» **Problem requirements**
Print the lines below verbatim, leaving out the pictures.

━━━━━ Raw data

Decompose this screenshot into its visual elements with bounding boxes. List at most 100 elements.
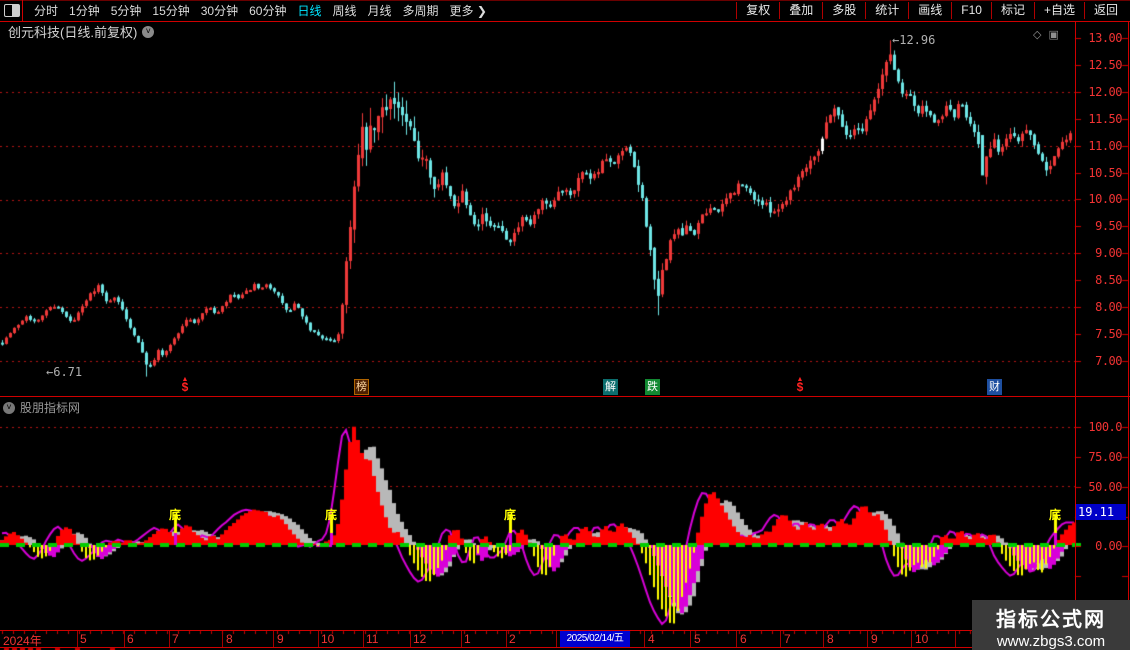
news-flag-2[interactable]: 解 [603, 379, 618, 395]
date-label-12: 5 [694, 632, 701, 646]
indicator-axis-label-1: 75.00 [1088, 450, 1122, 464]
chart-corner-icons: ◇ ▣ [1033, 28, 1059, 41]
indicator-axis-label-3: 0.00 [1095, 539, 1122, 553]
period-menu-item-2[interactable]: 5分钟 [110, 4, 142, 18]
tool-menu-item-4[interactable]: 画线 [908, 2, 951, 19]
date-separator-0 [77, 631, 78, 647]
title-dropdown-icon[interactable]: ˅ [142, 25, 155, 38]
indicator-axis-label-2: 50.00 [1088, 480, 1122, 494]
period-menu-item-3[interactable]: 15分钟 [152, 4, 190, 18]
tool-menu-item-5[interactable]: F10 [951, 2, 991, 19]
date-label-4: 8 [226, 632, 233, 646]
tool-menu-item-1[interactable]: 叠加 [779, 2, 822, 19]
tool-menu-item-7[interactable]: +自选 [1033, 2, 1084, 19]
date-axis-top-border [0, 630, 1130, 631]
bottom-signal-label-3: 底 [1048, 508, 1062, 522]
high-price-label: ←12.96 [892, 33, 936, 47]
period-menu-item-5[interactable]: 60分钟 [249, 4, 287, 18]
watermark-url: www.zbgs3.com [996, 633, 1106, 650]
bottom-signal-label-2: 底 [503, 508, 517, 522]
date-separator-6 [363, 631, 364, 647]
tool-menu: 复权 叠加 多股 统计 画线 F10 标记 +自选 返回 [736, 0, 1127, 21]
date-axis[interactable]: 2025/02/14/五 2024年 5 6 7 8 9 10 11 12 1 2 4 5 6 7 8 9 10 [0, 631, 1130, 648]
period-menu-item-8[interactable]: 月线 [367, 4, 392, 18]
menu-underline [0, 21, 1130, 22]
period-menu-item-10[interactable]: 更多 ❯ [449, 4, 487, 18]
date-label-6: 10 [321, 632, 335, 646]
date-label-2: 6 [127, 632, 134, 646]
pane-separator [0, 396, 1130, 397]
window-right-border [1128, 21, 1129, 650]
axis-left-border [1075, 21, 1076, 630]
date-separator-16 [867, 631, 868, 647]
date-separator-18 [955, 631, 956, 647]
bottom-signal-label-0: 底 [168, 508, 182, 522]
watermark-title: 指标公式网 [996, 609, 1106, 631]
selected-date-badge: 2025/02/14/五 [560, 631, 630, 647]
news-flag-5[interactable]: 财 [987, 379, 1002, 395]
price-axis-label-3: 11.50 [1088, 111, 1122, 126]
date-label-14: 7 [784, 632, 791, 646]
news-flag-1[interactable]: 榜 [354, 379, 369, 395]
date-axis-bottom-border [0, 647, 1130, 648]
date-separator-17 [911, 631, 912, 647]
bottom-signal-label-1: 底 [324, 508, 338, 522]
date-separator-9 [506, 631, 507, 647]
tool-menu-item-0[interactable]: 复权 [736, 2, 779, 19]
tool-menu-item-8[interactable]: 返回 [1083, 2, 1127, 19]
date-label-5: 9 [277, 632, 284, 646]
period-menu-item-6[interactable]: 日线 [297, 4, 322, 18]
date-label-16: 9 [871, 632, 878, 646]
panel-icon[interactable]: ▣ [1048, 29, 1059, 41]
tool-menu-item-6[interactable]: 标记 [990, 2, 1034, 19]
arrow-up-icon: ▲ [796, 376, 804, 383]
price-axis-label-6: 10.00 [1088, 192, 1122, 207]
price-axis-label-8: 9.00 [1095, 246, 1122, 261]
price-axis-label-12: 7.00 [1095, 353, 1122, 368]
price-axis-label-9: 8.50 [1095, 273, 1122, 288]
period-menu-item-7[interactable]: 周线 [332, 4, 357, 18]
watermark: 指标公式网 www.zbgs3.com [972, 600, 1130, 650]
indicator-header: ˅ 股朋指标网 [3, 399, 80, 416]
signal-flag-dollar-4[interactable]: ▲ $ [796, 376, 804, 394]
date-label-0: 2024年 [3, 634, 42, 648]
date-label-9: 1 [464, 632, 471, 646]
signal-flag-dollar-0[interactable]: ▲ $ [181, 376, 189, 394]
price-axis-label-5: 10.50 [1088, 165, 1122, 180]
price-axis-label-2: 12.00 [1088, 84, 1122, 99]
date-separator-3 [222, 631, 223, 647]
date-separator-11 [644, 631, 645, 647]
date-label-8: 12 [413, 632, 427, 646]
date-label-17: 10 [915, 632, 929, 646]
tool-menu-item-3[interactable]: 统计 [865, 2, 908, 19]
window-top-border [0, 0, 1130, 1]
diamond-icon[interactable]: ◇ [1033, 29, 1042, 41]
date-separator-4 [273, 631, 274, 647]
period-menu-item-0[interactable]: 分时 [34, 4, 59, 18]
low-price-label: ←6.71 [46, 365, 83, 379]
price-axis-label-10: 8.00 [1095, 300, 1122, 314]
date-label-11: 4 [648, 632, 655, 646]
layout-panel-icon[interactable] [4, 4, 20, 17]
period-menu-item-1[interactable]: 1分钟 [69, 4, 100, 18]
date-separator-13 [736, 631, 737, 647]
date-label-15: 8 [827, 632, 834, 646]
date-separator-5 [318, 631, 319, 647]
indicator-collapse-icon[interactable]: ˅ [3, 401, 15, 414]
tool-menu-item-2[interactable]: 多股 [822, 2, 865, 19]
price-axis-label-11: 7.50 [1095, 326, 1122, 341]
date-separator-10 [556, 631, 557, 647]
top-menu-bar: 分时 1分钟 5分钟 15分钟 30分钟 60分钟 日线 周线 月线 多周期 更多 ❯ 复权 叠加 多股… [0, 0, 1130, 21]
period-menu: 分时 1分钟 5分钟 15分钟 30分钟 60分钟 日线 周线 月线 多周期 更多 ❯ [34, 2, 498, 19]
period-menu-item-9[interactable]: 多周期 [402, 4, 439, 18]
arrow-up-icon: ▲ [181, 376, 189, 383]
date-separator-15 [823, 631, 824, 647]
topbar-icon-separator [22, 0, 23, 21]
period-menu-item-4[interactable]: 30分钟 [200, 4, 239, 18]
price-axis-label-7: 9.50 [1095, 219, 1122, 234]
price-axis-label-0: 13.00 [1088, 31, 1122, 45]
date-label-1: 5 [80, 632, 87, 646]
date-separator-7 [410, 631, 411, 647]
news-flag-3[interactable]: 跌 [645, 379, 660, 395]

━━━━━━━━━━

» **Solution for this exercise**
Decompose this screenshot into its visual elements with bounding boxes. List at most 100 elements.
news-flag-2[interactable]: 解 [603, 379, 618, 395]
date-label-12: 5 [694, 632, 701, 646]
indicator-axis-label-1: 75.00 [1088, 450, 1122, 464]
chart-corner-icons: ◇ ▣ [1033, 28, 1059, 41]
indicator-axis-label-3: 0.00 [1095, 539, 1122, 553]
period-menu-item-2[interactable]: 5分钟 [110, 4, 142, 18]
tool-menu-item-4[interactable]: 画线 [908, 2, 951, 19]
date-separator-0 [77, 631, 78, 647]
title-dropdown-icon[interactable]: ˅ [142, 25, 155, 38]
indicator-axis-label-2: 50.00 [1088, 480, 1122, 494]
period-menu-item-3[interactable]: 15分钟 [152, 4, 190, 18]
tool-menu-item-5[interactable]: F10 [951, 2, 991, 19]
date-label-4: 8 [226, 632, 233, 646]
tool-menu-item-1[interactable]: 叠加 [779, 2, 822, 19]
tool-menu-item-7[interactable]: +自选 [1033, 2, 1084, 19]
date-axis-top-border [0, 630, 1130, 631]
bottom-signal-label-3: 底 [1048, 508, 1062, 522]
high-price-label: ←12.96 [892, 33, 936, 47]
period-menu-item-5[interactable]: 60分钟 [249, 4, 287, 18]
watermark-url: www.zbgs3.com [996, 633, 1106, 650]
bottom-signal-label-2: 底 [503, 508, 517, 522]
date-separator-6 [363, 631, 364, 647]
tool-menu: 复权 叠加 多股 统计 画线 F10 标记 +自选 返回 [736, 0, 1127, 21]
date-axis[interactable]: 2025/02/14/五 2024年 5 6 7 8 9 10 11 12 1 2 4 5 6 7 8 9 10 [0, 631, 1130, 648]
period-menu-item-8[interactable]: 月线 [367, 4, 392, 18]
menu-underline [0, 21, 1130, 22]
period-menu-item-10[interactable]: 更多 ❯ [449, 4, 487, 18]
date-label-6: 10 [321, 632, 335, 646]
date-label-2: 6 [127, 632, 134, 646]
pane-separator [0, 396, 1130, 397]
window-right-border [1128, 21, 1129, 650]
axis-left-border [1075, 21, 1076, 630]
date-separator-16 [867, 631, 868, 647]
date-separator-18 [955, 631, 956, 647]
bottom-signal-label-0: 底 [168, 508, 182, 522]
watermark-title: 指标公式网 [996, 609, 1106, 631]
selected-date-badge: 2025/02/14/五 [560, 631, 630, 647]
news-flag-5[interactable]: 财 [987, 379, 1002, 395]
price-axis-label-3: 11.50 [1088, 111, 1122, 126]
date-label-14: 7 [784, 632, 791, 646]
news-flag-1[interactable]: 榜 [354, 379, 369, 395]
date-axis-bottom-border [0, 647, 1130, 648]
date-separator-17 [911, 631, 912, 647]
bottom-signal-label-1: 底 [324, 508, 338, 522]
date-separator-9 [506, 631, 507, 647]
tool-menu-item-0[interactable]: 复权 [736, 2, 779, 19]
tool-menu-item-8[interactable]: 返回 [1083, 2, 1127, 19]
date-label-5: 9 [277, 632, 284, 646]
period-menu-item-6[interactable]: 日线 [297, 4, 322, 18]
date-label-16: 9 [871, 632, 878, 646]
panel-icon[interactable]: ▣ [1048, 29, 1059, 41]
tool-menu-item-6[interactable]: 标记 [990, 2, 1034, 19]
arrow-up-icon: ▲ [796, 376, 804, 383]
price-axis-label-6: 10.00 [1088, 192, 1122, 207]
price-axis-label-8: 9.00 [1095, 246, 1122, 261]
price-axis-label-12: 7.00 [1095, 353, 1122, 368]
price-axis-label-9: 8.50 [1095, 273, 1122, 288]
period-menu-item-7[interactable]: 周线 [332, 4, 357, 18]
watermark: 指标公式网 www.zbgs3.com [972, 600, 1130, 650]
indicator-header: ˅ 股朋指标网 [3, 399, 80, 416]
signal-flag-dollar-4[interactable]: ▲ $ [796, 376, 804, 394]
date-label-0: 2024年 [3, 634, 42, 648]
date-label-9: 1 [464, 632, 471, 646]
signal-flag-dollar-0[interactable]: ▲ $ [181, 376, 189, 394]
price-axis-label-5: 10.50 [1088, 165, 1122, 180]
price-axis-label-2: 12.00 [1088, 84, 1122, 99]
date-separator-3 [222, 631, 223, 647]
date-separator-11 [644, 631, 645, 647]
date-label-8: 12 [413, 632, 427, 646]
date-label-17: 10 [915, 632, 929, 646]
tool-menu-item-3[interactable]: 统计 [865, 2, 908, 19]
window-top-border [0, 0, 1130, 1]
diamond-icon[interactable]: ◇ [1033, 29, 1042, 41]
date-separator-4 [273, 631, 274, 647]
period-menu-item-0[interactable]: 分时 [34, 4, 59, 18]
low-price-label: ←6.71 [46, 365, 83, 379]
price-axis-label-10: 8.00 [1095, 300, 1122, 314]
date-label-11: 4 [648, 632, 655, 646]
layout-panel-icon[interactable] [4, 4, 20, 17]
period-menu-item-1[interactable]: 1分钟 [69, 4, 100, 18]
date-separator-13 [736, 631, 737, 647]
date-label-15: 8 [827, 632, 834, 646]
date-separator-5 [318, 631, 319, 647]
indicator-collapse-icon[interactable]: ˅ [3, 401, 15, 414]
tool-menu-item-2[interactable]: 多股 [822, 2, 865, 19]
price-axis-label-11: 7.50 [1095, 326, 1122, 341]
date-separator-10 [556, 631, 557, 647]
top-menu-bar: 分时 1分钟 5分钟 15分钟 30分钟 60分钟 日线 周线 月线 多周期 更多 ❯ 复权 叠加 多股… [0, 0, 1130, 21]
period-menu: 分时 1分钟 5分钟 15分钟 30分钟 60分钟 日线 周线 月线 多周期 更多 ❯ [34, 2, 498, 19]
period-menu-item-9[interactable]: 多周期 [402, 4, 439, 18]
arrow-up-icon: ▲ [181, 376, 189, 383]
date-separator-15 [823, 631, 824, 647]
topbar-icon-separator [22, 0, 23, 21]
period-menu-item-4[interactable]: 30分钟 [200, 4, 239, 18]
price-axis-label-7: 9.50 [1095, 219, 1122, 234]
price-axis-label-0: 13.00 [1088, 31, 1122, 45]
date-label-1: 5 [80, 632, 87, 646]
date-separator-7 [410, 631, 411, 647]
news-flag-3[interactable]: 跌 [645, 379, 660, 395]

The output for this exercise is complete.